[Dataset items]

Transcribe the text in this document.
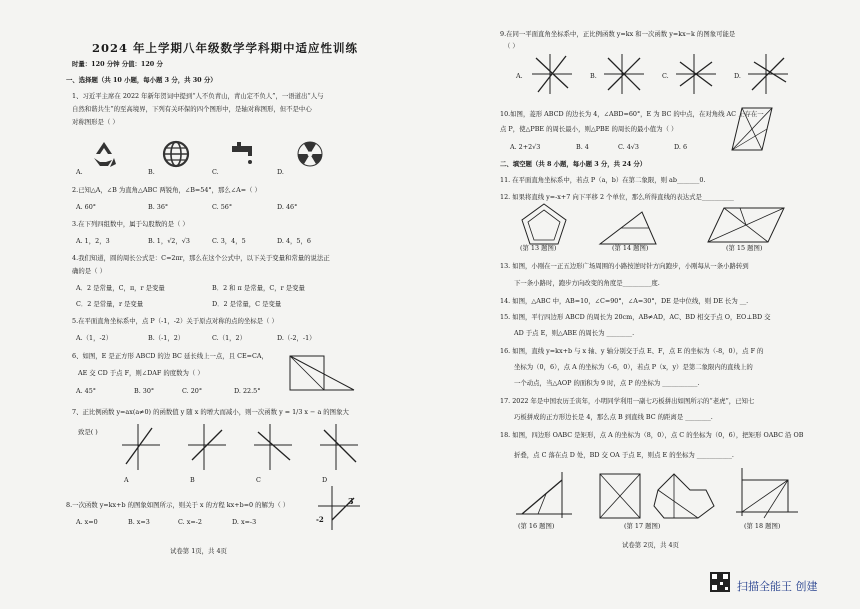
2024 年上学期八年级数学学科期中适应性训练
时量：120 分钟 分值：120 分
一、选择题（共 10 小题，每小题 3 分，共 30 分）
1、习近平主席在 2022 年新年贺词中提到“人不负青山，青山定不负人”，一语道出“人与
自然和谐共生”的至高境界，下列有关环保的四个图形中，是轴对称图形，但不是中心
对称图形是（ ）
A.	B.	C.	D.
2.已知△A，∠B 为直角△ABC 两锐角，∠B=54°，那么∠A=（ ）
A. 60°	B. 36°	C. 56°	D. 46°
3.在下列四组数中，属于勾股数的是（ ）
A. 1，2，3	B. 1，√2，√3	C. 3，4，5	D. 4，5，6
4.我们知道，圆的周长公式是：C=2πr，那么在这个公式中，以下关于变量和常量的说法正
确的是（ ）
A．2 是常量，C，π，r 是变量	B．2 和 π 是常量，C，r 是变量
C．2 是常量，r 是变量	D．2 是常量，C 是变量
5.在平面直角坐标系中，点 P（-1，-2）关于原点对称的点的坐标是（ ）
A.（1，-2）	B.（-1，2）	C.（1，2）	D.（-2，-1）
6、如图，E 是正方形 ABCD 的边 BC 延长线上一点，且 CE=CA，
AE 交 CD 于点 F，则∠DAF 的度数为（ ）
A. 45°	B. 30°	C. 20°	D. 22.5°
7、正比例函数 y=ax(a≠0) 的函数值 y 随 x 的增大而减小，则一次函数 y = 1/3 x − a 的图象大
致是( )
A	B	C	D
8.一次函数 y=kx+b 的图象如图所示，则关于 x 的方程 kx+b=0 的解为（ ）
A. x=0	B. x=3	C. x=-2	D. x=-3
3
-2
试卷第 1页，共 4页
9.在同一平面直角坐标系中，正比例函数 y=kx 和一次函数 y=kx−k 的图象可能是
（ ）
A.	B.	C.	D.
10.如图，菱形 ABCD 的边长为 4，∠ABD=60°，E 为 BC 的中点，在对角线 AC 上存在一
点 P，使△PBE 的周长最小，则△PBE 的周长的最小值为（ ）
A. 2+2√3	B. 4	C. 4√3	D. 6
二、填空题（共 8 小题，每小题 3 分，共 24 分）
11. 在平面直角坐标系中，若点 P（a，b）在第二象限，则 ab_______0.
12. 如果将直线 y=-x+7 向下平移 2 个单位，那么所得直线的表达式是__________
(第 13 题图)	(第 14 题图)	(第 15 题图)
13. 如图，小刚在一正五边形广场周围的小路按逆时针方向跑步，小刚每从一条小路转到
下一条小路时，跑步方向改变的角度是_________度.
14. 如图，△ABC 中，AB=10，∠C=90°，∠A=30°，DE 是中位线，则 DE 长为 __.
15. 如图，平行四边形 ABCD 的周长为 20cm，AB≠AD，AC、BD 相交于点 O，EO⊥BD 交
AD 于点 E，则△ABE 的周长为 ________.
16. 如图，直线 y=kx+b 与 x 轴、y 轴分别交于点 E、F，点 E 的坐标为（-8，0），点 F 的
坐标为（0，6），点 A 的坐标为（-6，0），若点 P（x，y）是第二象限内的直线上的
一个动点，当△AOP 的面积为 9 时，点 P 的坐标为 ___________.
17. 2022 年是中国农历壬寅年，小明同学利用一副七巧板拼出如图所示的“老虎”，已知七
巧板拼成的正方形边长是 4，那么点 B 到直线 BC 的距离是 ________.
18. 如图，四边形 OABC 是矩形，点 A 的坐标为（8，0），点 C 的坐标为（0，6），把矩形 OABC 沿 OB
折叠，点 C 落在点 D 处，BD 交 OA 于点 E，则点 E 的坐标为 ___________.
(第 16 题图)	(第 17 题图)	(第 18 题图)
试卷第 2页，共 4页
扫描全能王 创建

**To do**. Gather from the records above every line containing the string "ABCD".

**Task output**.
6、如图，E 是正方形 ABCD 的边 BC 延长线上一点，且 CE=CA，
10.如图，菱形 ABCD 的边长为 4，∠ABD=60°，E 为 BC 的中点，在对角线 AC 上存在一
15. 如图，平行四边形 ABCD 的周长为 20cm，AB≠AD，AC、BD 相交于点 O，EO⊥BD 交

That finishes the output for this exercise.